* Set problem *
Go through the data below. List every line that holds the word "caption".
========================
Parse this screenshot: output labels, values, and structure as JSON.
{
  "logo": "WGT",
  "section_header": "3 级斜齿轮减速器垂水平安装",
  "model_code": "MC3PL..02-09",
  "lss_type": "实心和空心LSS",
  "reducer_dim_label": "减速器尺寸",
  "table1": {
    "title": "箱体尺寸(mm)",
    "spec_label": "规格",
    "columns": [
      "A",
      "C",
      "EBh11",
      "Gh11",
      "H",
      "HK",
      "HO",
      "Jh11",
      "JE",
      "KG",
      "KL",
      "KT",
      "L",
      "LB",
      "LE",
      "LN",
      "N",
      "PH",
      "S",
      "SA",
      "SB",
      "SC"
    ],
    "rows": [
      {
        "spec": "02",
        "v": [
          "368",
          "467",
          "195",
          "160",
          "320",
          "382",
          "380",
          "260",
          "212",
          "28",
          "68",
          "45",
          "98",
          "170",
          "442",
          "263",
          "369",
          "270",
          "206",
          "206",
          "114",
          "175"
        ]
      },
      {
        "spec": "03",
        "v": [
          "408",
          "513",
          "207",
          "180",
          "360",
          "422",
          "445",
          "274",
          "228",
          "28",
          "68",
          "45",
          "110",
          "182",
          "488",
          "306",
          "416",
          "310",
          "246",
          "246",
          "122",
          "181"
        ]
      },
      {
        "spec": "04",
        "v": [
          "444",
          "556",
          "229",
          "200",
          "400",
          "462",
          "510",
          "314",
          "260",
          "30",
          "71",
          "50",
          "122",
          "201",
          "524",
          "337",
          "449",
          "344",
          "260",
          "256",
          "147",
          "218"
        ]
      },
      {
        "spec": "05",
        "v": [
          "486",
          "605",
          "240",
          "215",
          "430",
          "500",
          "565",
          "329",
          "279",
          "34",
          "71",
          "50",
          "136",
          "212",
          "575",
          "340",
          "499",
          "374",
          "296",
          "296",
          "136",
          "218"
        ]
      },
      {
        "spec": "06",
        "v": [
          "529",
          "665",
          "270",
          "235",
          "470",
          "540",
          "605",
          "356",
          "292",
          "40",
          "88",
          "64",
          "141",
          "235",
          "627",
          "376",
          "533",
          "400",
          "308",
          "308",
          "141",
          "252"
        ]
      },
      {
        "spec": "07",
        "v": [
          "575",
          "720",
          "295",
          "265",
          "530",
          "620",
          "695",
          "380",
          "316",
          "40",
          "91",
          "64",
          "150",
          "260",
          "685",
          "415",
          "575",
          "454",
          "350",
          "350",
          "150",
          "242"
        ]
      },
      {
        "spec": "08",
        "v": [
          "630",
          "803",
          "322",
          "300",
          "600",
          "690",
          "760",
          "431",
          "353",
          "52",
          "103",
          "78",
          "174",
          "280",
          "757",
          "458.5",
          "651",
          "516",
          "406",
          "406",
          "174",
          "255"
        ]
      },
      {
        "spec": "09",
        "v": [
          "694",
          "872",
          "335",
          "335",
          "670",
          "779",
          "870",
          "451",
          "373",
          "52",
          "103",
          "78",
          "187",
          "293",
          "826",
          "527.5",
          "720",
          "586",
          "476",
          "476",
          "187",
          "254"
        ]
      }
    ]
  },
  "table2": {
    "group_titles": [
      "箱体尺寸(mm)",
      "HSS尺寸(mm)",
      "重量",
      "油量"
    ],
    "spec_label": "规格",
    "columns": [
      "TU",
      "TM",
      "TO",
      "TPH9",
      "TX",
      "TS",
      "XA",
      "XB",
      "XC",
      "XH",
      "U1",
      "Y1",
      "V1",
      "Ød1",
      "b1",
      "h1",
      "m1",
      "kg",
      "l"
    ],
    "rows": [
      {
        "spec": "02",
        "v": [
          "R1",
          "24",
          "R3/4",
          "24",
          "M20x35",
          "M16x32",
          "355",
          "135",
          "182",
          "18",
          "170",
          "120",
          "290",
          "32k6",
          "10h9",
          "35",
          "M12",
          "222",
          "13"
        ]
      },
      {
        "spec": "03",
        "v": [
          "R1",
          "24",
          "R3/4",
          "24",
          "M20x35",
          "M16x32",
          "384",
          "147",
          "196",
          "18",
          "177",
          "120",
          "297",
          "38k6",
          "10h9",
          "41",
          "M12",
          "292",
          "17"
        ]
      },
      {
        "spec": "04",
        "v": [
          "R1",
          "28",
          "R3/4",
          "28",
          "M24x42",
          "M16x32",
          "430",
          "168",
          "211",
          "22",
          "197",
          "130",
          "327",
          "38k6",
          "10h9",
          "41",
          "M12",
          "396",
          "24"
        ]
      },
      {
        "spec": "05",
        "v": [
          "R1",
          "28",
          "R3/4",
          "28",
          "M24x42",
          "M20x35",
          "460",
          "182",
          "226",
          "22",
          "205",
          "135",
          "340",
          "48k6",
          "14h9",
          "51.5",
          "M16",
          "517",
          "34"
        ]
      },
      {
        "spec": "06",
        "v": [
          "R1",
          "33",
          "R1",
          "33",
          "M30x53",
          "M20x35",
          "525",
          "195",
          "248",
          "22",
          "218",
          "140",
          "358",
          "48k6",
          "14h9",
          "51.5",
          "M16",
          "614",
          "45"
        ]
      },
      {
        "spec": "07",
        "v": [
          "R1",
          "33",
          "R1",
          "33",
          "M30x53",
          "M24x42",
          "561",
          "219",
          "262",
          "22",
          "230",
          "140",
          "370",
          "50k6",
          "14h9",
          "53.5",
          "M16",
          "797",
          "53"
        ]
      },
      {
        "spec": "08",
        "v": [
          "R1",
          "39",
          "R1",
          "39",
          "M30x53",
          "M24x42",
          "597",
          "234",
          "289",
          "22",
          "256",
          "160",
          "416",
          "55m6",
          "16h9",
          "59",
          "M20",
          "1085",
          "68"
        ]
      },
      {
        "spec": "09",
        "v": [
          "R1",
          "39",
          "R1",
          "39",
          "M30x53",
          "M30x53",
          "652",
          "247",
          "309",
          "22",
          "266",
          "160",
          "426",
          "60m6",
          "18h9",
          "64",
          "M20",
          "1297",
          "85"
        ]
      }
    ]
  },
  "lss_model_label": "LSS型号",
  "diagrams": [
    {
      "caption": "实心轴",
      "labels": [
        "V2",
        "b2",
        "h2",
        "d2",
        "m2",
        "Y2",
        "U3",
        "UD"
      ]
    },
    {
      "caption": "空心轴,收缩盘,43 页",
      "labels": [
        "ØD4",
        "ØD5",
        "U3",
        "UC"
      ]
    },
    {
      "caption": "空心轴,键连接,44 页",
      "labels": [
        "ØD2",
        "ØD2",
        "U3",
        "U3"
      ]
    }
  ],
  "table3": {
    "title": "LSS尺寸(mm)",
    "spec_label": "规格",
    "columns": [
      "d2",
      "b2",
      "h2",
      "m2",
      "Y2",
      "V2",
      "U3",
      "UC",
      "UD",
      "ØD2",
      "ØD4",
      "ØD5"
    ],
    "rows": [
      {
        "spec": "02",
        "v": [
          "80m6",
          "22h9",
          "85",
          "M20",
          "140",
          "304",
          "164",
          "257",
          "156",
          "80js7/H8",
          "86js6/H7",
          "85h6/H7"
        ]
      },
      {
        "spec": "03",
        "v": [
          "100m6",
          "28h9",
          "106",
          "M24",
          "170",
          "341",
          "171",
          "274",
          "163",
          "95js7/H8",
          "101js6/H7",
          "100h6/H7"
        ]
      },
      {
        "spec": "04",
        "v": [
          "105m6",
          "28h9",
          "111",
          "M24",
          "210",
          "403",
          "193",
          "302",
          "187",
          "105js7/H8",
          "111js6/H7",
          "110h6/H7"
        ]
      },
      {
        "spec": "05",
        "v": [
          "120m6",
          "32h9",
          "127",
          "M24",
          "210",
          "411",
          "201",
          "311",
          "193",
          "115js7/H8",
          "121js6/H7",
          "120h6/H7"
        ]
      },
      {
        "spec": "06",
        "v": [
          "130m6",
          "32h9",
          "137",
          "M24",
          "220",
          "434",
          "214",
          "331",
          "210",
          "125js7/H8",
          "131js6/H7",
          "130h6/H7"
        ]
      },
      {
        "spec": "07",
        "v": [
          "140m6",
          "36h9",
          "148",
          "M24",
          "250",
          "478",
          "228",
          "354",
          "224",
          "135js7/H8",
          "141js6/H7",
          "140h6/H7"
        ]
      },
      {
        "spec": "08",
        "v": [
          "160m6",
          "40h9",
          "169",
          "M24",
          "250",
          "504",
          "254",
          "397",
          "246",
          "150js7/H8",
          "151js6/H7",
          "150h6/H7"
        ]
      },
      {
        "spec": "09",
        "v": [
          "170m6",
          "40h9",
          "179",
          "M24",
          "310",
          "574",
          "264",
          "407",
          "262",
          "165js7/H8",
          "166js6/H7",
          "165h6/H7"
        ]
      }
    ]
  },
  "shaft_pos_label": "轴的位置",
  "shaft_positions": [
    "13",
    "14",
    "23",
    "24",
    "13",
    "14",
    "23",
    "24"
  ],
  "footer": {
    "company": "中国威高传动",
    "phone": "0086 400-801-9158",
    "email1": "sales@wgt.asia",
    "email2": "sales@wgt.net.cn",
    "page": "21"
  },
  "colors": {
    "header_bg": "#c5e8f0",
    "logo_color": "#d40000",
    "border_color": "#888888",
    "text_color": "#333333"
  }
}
========================
* Exercise answer *
      "caption": "实心轴",
      "caption": "空心轴,收缩盘,43 页",
      "caption": "空心轴,键连接,44 页",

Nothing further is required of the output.